**Written problem:**
Lines containing the string "Thuis" are to be counted. Write only how many there are.

**Excerpted records:**
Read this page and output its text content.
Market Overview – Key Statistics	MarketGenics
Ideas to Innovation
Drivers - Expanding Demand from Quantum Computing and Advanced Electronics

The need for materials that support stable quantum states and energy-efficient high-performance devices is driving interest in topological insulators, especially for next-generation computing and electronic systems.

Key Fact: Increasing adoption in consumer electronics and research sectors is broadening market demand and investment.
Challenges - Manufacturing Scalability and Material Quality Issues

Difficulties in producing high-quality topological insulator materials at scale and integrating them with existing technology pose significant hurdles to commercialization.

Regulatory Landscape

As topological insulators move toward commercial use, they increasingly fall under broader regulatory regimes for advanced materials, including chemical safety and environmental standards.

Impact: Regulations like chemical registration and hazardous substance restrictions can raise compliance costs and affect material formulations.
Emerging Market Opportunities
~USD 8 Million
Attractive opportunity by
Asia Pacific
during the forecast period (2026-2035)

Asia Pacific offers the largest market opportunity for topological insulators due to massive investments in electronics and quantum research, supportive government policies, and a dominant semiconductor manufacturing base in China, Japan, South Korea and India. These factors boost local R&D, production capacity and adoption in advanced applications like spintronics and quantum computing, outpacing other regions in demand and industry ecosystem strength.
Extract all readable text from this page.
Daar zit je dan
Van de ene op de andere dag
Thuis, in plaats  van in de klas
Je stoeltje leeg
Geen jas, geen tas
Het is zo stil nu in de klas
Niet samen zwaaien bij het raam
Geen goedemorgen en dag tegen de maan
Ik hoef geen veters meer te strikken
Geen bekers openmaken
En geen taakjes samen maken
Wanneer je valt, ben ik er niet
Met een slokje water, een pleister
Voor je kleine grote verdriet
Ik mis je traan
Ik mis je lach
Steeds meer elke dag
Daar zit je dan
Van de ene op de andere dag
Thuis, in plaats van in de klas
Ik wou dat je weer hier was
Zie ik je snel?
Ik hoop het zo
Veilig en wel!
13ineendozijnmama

---

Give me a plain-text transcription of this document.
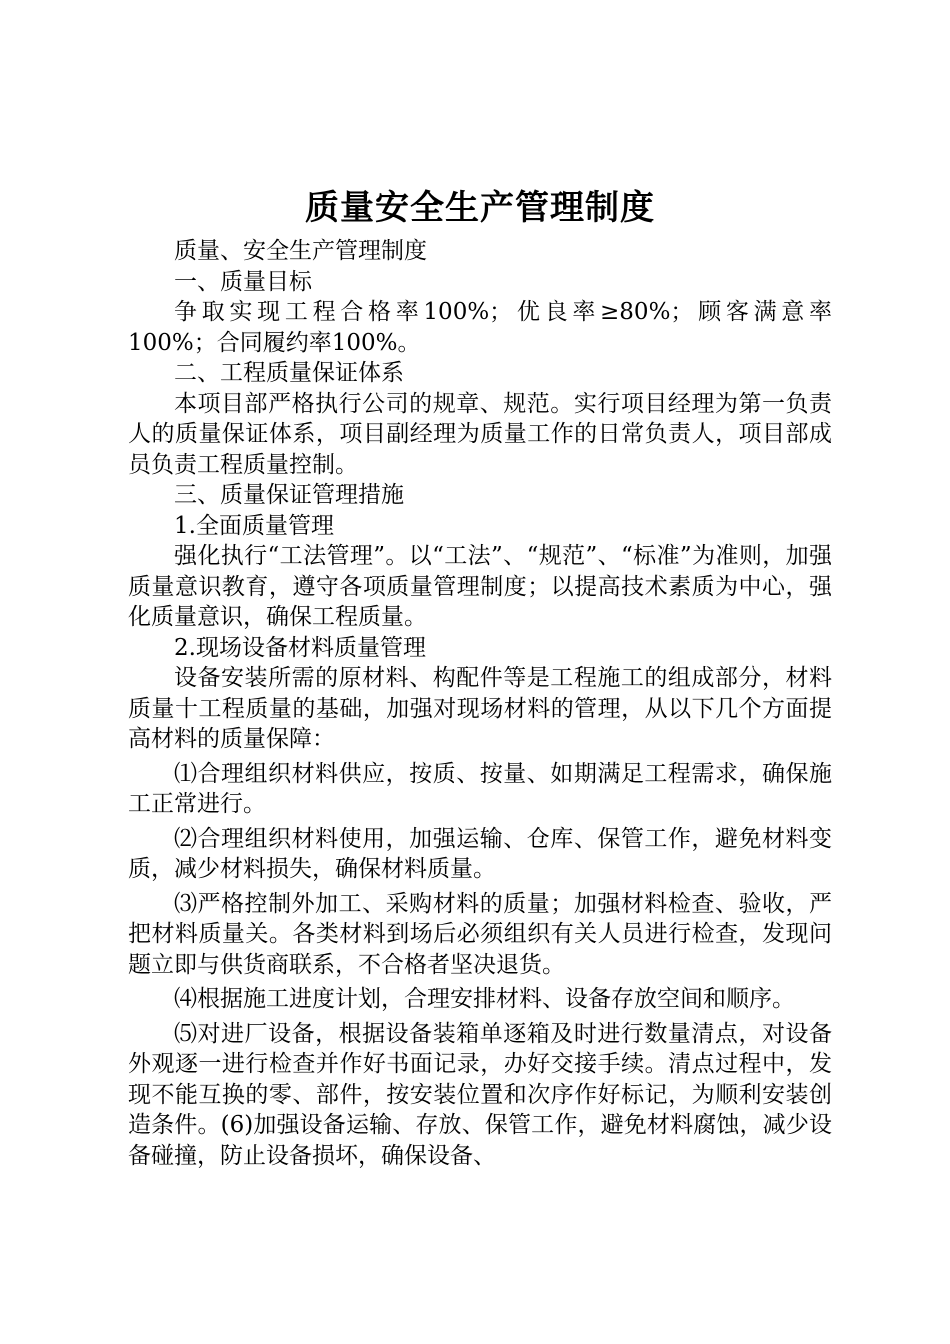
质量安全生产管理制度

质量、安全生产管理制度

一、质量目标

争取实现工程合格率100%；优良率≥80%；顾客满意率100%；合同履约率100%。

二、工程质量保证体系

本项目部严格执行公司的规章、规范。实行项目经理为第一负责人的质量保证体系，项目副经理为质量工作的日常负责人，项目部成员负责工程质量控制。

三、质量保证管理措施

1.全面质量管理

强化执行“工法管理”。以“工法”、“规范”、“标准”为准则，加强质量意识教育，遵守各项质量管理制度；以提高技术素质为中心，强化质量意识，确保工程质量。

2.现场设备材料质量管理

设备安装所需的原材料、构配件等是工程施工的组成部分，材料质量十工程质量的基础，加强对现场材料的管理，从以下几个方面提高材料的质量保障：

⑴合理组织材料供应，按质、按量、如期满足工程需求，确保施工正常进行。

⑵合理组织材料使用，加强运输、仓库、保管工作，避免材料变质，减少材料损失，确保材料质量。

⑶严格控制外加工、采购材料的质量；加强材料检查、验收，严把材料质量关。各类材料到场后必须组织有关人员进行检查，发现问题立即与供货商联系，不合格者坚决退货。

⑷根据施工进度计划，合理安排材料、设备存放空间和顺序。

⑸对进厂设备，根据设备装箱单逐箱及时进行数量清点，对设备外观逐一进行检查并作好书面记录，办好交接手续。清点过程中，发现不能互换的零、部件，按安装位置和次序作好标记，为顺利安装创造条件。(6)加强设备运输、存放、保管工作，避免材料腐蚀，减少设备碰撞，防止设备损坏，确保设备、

**Output for this task:**
2